— Objective —
Narrow the data below down to the lines containing "Connection".

— Available data —
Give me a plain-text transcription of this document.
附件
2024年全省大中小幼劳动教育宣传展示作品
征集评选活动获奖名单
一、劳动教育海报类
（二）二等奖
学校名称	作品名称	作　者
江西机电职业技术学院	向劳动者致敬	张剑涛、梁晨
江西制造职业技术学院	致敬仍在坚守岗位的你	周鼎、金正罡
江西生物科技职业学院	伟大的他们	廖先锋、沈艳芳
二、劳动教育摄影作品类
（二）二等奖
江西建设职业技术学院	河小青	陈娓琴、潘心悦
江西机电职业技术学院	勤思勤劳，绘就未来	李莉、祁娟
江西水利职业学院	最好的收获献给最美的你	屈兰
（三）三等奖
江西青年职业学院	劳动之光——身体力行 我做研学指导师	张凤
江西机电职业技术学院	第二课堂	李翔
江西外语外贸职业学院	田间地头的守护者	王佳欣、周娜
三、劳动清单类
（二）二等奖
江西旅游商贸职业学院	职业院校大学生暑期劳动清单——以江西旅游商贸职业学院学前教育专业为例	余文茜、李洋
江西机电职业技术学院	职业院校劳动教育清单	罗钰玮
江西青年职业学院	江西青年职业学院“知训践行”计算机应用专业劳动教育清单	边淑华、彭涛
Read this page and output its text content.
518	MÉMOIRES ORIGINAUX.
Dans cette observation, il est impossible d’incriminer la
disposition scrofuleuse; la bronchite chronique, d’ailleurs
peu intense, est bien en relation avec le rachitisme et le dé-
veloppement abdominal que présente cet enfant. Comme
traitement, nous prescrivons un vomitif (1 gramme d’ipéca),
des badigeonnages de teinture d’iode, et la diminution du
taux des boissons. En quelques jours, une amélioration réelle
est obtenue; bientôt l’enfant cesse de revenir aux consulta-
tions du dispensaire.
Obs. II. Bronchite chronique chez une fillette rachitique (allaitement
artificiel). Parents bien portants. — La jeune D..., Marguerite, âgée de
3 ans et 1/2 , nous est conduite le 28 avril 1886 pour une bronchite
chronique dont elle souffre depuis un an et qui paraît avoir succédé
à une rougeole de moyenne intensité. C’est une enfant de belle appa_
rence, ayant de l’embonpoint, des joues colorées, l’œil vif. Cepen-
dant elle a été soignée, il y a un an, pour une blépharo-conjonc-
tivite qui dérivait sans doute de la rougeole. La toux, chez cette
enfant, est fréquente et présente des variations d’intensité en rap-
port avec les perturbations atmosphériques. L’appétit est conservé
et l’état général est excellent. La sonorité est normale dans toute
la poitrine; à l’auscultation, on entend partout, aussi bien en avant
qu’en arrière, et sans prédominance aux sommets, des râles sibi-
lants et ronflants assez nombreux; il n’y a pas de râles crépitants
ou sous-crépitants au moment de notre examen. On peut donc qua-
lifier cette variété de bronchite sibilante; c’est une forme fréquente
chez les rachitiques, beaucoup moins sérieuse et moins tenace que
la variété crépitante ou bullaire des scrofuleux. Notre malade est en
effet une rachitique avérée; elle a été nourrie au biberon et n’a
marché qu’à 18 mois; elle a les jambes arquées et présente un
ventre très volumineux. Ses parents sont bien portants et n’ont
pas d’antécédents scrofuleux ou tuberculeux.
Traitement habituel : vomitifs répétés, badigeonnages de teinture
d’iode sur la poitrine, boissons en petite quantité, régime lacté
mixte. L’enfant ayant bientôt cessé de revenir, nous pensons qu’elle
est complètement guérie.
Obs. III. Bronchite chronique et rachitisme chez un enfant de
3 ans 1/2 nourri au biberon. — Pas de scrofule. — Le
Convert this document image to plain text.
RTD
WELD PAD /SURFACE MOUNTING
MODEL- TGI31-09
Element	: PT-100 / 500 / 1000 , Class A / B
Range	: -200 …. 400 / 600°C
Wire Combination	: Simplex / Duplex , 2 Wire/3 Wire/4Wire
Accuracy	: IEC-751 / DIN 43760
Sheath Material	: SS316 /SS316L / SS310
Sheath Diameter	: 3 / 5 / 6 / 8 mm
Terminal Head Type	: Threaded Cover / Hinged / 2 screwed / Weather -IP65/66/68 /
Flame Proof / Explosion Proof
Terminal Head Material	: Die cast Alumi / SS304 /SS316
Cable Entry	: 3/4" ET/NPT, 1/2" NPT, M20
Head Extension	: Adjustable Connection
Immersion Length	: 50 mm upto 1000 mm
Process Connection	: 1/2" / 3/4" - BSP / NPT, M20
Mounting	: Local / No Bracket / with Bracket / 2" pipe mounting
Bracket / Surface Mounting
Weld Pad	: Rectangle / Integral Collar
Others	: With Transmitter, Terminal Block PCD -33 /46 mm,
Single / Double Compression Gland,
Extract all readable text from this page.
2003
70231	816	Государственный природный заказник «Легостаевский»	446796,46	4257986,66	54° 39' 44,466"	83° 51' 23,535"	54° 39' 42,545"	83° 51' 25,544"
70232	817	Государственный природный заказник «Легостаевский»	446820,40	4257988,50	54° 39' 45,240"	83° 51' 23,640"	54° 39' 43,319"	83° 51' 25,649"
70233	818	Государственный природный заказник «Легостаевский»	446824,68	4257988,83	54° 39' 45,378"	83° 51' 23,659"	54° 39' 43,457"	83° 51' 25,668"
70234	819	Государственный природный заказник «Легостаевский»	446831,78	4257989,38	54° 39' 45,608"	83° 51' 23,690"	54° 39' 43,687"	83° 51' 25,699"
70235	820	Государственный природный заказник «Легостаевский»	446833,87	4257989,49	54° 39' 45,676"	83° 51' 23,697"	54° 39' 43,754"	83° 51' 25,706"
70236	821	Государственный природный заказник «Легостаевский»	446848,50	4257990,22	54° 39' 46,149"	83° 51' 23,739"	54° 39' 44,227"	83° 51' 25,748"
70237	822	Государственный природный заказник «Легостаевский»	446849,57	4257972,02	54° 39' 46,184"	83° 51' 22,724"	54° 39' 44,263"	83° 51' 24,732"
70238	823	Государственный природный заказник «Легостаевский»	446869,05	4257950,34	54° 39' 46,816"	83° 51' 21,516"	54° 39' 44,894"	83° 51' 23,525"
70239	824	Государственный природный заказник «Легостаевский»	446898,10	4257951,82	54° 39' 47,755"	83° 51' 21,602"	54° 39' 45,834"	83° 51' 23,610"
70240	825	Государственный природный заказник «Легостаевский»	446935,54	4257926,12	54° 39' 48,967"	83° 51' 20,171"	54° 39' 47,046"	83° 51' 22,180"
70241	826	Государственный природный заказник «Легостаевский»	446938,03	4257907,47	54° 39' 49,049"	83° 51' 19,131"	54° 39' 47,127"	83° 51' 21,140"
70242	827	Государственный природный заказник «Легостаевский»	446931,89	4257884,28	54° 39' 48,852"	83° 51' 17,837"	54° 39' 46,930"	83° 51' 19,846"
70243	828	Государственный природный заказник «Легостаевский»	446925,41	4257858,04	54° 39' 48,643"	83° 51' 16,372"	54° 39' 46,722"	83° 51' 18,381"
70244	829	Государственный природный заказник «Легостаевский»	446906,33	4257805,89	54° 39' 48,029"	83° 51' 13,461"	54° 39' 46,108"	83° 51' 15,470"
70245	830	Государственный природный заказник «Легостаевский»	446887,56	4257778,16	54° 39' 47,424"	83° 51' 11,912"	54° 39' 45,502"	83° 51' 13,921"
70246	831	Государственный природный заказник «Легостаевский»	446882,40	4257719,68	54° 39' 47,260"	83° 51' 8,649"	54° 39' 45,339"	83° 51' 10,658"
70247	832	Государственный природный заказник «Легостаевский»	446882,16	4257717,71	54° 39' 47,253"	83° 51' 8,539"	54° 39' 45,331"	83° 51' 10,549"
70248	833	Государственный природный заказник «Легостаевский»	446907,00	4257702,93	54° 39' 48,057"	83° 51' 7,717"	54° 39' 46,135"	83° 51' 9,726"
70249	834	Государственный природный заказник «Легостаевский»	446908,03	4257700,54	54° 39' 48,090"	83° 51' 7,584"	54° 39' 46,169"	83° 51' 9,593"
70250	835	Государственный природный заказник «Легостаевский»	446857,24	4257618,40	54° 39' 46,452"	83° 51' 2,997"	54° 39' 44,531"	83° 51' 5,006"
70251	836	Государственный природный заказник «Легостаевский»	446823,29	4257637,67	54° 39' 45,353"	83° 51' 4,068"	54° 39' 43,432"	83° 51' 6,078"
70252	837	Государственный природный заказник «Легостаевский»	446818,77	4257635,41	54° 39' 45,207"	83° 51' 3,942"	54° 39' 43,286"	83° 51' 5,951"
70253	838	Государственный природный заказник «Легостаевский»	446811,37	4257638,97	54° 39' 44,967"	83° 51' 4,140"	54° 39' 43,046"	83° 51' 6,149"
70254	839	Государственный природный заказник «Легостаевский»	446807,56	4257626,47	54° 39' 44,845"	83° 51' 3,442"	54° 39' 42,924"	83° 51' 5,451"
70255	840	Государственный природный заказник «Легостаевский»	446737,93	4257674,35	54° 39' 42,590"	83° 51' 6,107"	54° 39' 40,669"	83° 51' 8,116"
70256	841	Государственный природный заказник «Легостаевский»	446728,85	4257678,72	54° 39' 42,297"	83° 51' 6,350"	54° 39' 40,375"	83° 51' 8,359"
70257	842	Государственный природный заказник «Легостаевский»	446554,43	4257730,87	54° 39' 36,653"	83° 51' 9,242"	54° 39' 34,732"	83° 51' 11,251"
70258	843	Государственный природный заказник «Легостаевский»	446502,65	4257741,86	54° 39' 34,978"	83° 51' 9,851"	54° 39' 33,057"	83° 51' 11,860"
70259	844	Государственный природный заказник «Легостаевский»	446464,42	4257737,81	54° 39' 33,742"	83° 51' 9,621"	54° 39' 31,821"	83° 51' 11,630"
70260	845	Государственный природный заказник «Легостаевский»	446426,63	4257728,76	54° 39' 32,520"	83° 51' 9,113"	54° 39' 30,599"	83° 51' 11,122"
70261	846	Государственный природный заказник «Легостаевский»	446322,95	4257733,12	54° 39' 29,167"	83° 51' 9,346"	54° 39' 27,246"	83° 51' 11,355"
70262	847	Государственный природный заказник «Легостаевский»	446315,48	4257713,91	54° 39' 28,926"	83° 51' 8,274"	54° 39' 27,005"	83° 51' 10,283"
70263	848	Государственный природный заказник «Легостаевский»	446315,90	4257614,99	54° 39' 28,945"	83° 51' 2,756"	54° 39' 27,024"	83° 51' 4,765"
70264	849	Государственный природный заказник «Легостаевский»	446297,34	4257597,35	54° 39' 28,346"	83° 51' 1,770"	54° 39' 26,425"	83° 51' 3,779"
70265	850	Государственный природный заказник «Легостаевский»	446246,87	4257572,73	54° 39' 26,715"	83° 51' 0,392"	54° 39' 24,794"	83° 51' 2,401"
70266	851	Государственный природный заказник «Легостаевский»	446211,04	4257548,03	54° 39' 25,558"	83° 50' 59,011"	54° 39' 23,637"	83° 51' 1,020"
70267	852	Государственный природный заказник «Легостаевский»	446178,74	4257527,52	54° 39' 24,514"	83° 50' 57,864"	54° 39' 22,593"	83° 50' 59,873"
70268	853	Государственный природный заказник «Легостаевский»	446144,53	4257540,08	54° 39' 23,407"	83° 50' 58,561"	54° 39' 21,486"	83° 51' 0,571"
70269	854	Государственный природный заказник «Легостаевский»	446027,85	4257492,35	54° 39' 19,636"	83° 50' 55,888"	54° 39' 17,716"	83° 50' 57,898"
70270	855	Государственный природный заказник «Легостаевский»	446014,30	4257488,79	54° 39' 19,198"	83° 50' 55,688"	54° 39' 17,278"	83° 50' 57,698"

— Result of this exercise —
Head Extension	: Adjustable Connection
Process Connection	: 1/2" / 3/4" - BSP / NPT, M20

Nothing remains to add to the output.